Work to do
Gather from the material every line that contains the string "target".

Source data
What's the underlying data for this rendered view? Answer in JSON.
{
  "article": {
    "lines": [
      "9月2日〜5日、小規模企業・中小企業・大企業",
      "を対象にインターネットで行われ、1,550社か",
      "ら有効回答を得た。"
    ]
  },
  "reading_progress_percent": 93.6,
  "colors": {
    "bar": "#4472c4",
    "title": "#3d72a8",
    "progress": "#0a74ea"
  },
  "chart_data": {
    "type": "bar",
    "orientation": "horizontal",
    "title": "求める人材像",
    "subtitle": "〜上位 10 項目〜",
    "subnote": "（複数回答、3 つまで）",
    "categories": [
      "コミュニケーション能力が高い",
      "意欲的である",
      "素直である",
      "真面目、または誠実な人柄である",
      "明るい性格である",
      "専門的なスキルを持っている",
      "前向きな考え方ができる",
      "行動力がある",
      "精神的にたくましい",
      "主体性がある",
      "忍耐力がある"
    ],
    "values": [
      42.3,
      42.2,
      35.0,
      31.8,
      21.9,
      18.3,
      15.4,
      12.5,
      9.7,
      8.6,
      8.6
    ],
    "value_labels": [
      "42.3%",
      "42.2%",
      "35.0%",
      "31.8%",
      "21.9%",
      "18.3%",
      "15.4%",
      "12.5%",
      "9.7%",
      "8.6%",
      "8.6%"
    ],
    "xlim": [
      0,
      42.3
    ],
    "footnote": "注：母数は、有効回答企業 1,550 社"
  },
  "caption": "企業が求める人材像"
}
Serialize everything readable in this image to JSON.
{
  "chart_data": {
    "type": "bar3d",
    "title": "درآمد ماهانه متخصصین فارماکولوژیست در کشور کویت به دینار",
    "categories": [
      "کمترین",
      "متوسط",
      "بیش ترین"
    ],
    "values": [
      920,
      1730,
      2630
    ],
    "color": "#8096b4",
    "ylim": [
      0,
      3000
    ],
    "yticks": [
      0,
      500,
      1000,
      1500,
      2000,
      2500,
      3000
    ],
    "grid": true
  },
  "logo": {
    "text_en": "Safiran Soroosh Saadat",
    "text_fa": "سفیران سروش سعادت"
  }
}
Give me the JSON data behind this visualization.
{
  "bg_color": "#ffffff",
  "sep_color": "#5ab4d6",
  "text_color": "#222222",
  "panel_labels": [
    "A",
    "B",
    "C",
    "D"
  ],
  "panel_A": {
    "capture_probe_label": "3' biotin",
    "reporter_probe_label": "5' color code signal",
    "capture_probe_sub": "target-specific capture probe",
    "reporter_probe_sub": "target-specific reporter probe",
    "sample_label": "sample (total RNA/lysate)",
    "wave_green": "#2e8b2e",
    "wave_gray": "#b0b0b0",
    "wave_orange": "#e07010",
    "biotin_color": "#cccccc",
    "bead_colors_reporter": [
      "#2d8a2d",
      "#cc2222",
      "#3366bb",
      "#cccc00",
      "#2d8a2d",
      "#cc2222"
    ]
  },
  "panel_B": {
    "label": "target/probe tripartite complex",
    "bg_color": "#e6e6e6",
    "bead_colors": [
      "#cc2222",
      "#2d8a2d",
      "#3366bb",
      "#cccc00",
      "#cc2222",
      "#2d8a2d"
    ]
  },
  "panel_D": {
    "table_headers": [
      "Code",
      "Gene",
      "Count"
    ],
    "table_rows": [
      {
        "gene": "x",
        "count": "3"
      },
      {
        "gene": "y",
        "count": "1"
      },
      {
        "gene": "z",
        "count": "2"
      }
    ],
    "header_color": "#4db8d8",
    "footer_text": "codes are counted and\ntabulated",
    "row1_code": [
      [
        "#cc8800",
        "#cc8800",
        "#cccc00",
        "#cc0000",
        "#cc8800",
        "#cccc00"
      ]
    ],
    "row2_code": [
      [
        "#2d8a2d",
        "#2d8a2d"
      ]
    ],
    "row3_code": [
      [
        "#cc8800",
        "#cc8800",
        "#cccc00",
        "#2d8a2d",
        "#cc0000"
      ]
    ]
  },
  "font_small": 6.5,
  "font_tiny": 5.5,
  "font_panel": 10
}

Written solution
    "capture_probe_sub": "target-specific capture probe",
    "reporter_probe_sub": "target-specific reporter probe",
    "label": "target/probe tripartite complex",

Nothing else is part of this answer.